---- SUPPLIED RECORDS

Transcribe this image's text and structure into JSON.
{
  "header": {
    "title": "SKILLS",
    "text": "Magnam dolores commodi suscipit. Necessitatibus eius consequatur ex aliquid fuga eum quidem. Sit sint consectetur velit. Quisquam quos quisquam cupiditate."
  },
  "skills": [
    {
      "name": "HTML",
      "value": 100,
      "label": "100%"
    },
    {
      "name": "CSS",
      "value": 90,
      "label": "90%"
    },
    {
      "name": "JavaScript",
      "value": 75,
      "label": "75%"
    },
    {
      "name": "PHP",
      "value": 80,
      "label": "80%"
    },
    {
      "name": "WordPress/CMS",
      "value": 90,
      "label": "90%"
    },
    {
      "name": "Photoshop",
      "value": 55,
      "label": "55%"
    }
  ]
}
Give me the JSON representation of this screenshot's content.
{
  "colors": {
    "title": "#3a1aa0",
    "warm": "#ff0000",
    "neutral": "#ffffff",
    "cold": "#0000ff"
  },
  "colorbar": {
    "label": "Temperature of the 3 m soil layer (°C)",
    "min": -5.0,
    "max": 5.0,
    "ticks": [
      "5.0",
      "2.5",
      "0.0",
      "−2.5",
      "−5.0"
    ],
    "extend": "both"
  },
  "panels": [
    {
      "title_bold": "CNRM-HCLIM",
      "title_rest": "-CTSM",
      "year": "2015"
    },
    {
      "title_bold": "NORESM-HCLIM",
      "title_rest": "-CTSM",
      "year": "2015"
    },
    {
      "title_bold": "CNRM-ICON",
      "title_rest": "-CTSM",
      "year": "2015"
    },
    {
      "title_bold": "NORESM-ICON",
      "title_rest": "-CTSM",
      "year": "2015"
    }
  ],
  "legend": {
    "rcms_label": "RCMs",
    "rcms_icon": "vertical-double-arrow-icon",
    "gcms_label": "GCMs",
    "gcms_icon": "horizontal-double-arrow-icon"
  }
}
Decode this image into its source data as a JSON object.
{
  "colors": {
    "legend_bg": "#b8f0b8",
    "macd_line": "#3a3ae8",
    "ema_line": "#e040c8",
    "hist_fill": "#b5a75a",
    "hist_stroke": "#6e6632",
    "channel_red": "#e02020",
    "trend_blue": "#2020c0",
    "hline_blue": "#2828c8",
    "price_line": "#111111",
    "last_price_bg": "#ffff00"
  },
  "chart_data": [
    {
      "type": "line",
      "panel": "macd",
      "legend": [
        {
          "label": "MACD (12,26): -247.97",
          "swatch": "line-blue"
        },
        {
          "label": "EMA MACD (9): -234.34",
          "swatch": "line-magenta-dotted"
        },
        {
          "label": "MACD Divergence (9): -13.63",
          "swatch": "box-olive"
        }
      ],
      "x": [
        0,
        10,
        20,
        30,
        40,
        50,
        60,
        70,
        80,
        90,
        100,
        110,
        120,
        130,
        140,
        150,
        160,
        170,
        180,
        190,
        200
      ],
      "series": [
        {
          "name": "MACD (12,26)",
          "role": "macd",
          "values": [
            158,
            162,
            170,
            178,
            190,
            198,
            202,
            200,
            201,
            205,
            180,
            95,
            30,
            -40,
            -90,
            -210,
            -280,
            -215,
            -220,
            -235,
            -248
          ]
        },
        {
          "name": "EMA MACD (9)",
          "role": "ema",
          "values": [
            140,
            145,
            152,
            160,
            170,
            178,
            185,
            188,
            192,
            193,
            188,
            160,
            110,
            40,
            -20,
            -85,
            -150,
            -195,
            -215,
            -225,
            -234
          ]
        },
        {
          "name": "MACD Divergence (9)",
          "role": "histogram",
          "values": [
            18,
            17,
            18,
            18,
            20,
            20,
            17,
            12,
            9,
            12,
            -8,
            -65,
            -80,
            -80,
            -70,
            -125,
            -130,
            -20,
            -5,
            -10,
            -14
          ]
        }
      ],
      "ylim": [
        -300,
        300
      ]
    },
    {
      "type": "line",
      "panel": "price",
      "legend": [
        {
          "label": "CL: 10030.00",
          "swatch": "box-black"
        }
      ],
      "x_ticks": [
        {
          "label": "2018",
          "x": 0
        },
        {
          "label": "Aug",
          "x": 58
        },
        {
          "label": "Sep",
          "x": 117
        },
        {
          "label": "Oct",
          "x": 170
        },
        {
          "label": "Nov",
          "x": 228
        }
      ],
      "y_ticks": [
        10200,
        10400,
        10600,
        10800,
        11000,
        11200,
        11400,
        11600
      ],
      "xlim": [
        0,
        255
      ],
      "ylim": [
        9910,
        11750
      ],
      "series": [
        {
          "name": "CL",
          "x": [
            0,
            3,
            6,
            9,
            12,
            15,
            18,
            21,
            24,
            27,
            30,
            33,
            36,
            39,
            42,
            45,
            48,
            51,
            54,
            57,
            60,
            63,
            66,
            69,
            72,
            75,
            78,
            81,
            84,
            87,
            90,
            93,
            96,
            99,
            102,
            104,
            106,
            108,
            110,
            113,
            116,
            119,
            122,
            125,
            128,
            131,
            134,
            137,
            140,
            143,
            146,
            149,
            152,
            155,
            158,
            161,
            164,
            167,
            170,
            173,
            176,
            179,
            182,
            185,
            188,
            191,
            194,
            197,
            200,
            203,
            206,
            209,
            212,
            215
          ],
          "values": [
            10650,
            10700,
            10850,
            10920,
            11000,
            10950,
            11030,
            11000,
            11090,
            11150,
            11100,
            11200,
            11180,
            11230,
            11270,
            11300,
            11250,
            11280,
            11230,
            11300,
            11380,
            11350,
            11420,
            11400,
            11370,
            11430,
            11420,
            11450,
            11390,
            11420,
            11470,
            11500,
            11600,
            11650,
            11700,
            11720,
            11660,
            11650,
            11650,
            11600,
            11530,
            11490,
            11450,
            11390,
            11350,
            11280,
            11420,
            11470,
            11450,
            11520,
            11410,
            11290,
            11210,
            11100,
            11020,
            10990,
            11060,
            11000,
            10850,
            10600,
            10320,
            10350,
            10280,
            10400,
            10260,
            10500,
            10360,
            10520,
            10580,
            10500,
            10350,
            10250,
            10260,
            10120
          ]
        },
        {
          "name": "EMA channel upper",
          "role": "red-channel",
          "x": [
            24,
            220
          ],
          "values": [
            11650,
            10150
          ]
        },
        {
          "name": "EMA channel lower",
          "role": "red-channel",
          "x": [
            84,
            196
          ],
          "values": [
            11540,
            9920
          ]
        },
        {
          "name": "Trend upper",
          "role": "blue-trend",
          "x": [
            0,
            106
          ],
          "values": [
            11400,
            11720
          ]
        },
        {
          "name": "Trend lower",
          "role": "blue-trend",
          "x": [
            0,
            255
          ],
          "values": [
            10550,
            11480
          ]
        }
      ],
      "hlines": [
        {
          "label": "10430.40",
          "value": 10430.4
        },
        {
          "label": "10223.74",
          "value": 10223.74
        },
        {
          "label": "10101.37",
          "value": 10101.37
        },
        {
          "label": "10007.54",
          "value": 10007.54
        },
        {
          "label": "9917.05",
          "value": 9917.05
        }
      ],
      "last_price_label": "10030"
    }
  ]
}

--------

• WHAT IS EXPECTED: Select all lines with the word "lower" from the entries above.

• COMPLETED EXERCISE:
          "name": "EMA channel lower",
          "name": "Trend lower",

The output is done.